▸ **WORK TO COMPLETE**: Every record that follows should be printed verbatim.

Stored items

◇ ◇ ◇

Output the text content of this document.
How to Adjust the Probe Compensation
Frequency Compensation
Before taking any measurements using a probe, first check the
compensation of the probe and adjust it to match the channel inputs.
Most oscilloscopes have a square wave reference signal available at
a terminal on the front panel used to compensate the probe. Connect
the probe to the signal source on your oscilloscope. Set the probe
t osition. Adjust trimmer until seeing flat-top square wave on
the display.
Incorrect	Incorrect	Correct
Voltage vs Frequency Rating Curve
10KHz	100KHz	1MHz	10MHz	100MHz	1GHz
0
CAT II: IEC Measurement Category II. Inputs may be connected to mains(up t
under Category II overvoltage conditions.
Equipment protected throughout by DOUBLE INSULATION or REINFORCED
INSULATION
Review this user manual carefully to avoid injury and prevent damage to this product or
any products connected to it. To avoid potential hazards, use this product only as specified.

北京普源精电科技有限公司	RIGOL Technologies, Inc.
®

◇ ◇ ◇

▸ **CORRECT RESPONSE**:
Output the text content of this document.
How to Adjust the Probe Compensation
Frequency Compensation
Before taking any measurements using a probe, first check the
compensation of the probe and adjust it to match the channel inputs.
Most oscilloscopes have a square wave reference signal available at
a terminal on the front panel used to compensate the probe. Connect
the probe to the signal source on your oscilloscope. Set the probe
t osition. Adjust trimmer until seeing flat-top square wave on
the display.
Incorrect	Incorrect	Correct
Voltage vs Frequency Rating Curve
10KHz	100KHz	1MHz	10MHz	100MHz	1GHz
0
CAT II: IEC Measurement Category II. Inputs may be connected to mains(up t
under Category II overvoltage conditions.
Equipment protected throughout by DOUBLE INSULATION or REINFORCED
INSULATION
Review this user manual carefully to avoid injury and prevent damage to this product or
any products connected to it. To avoid potential hazards, use this product only as specified.

北京普源精电科技有限公司	RIGOL Technologies, Inc.
®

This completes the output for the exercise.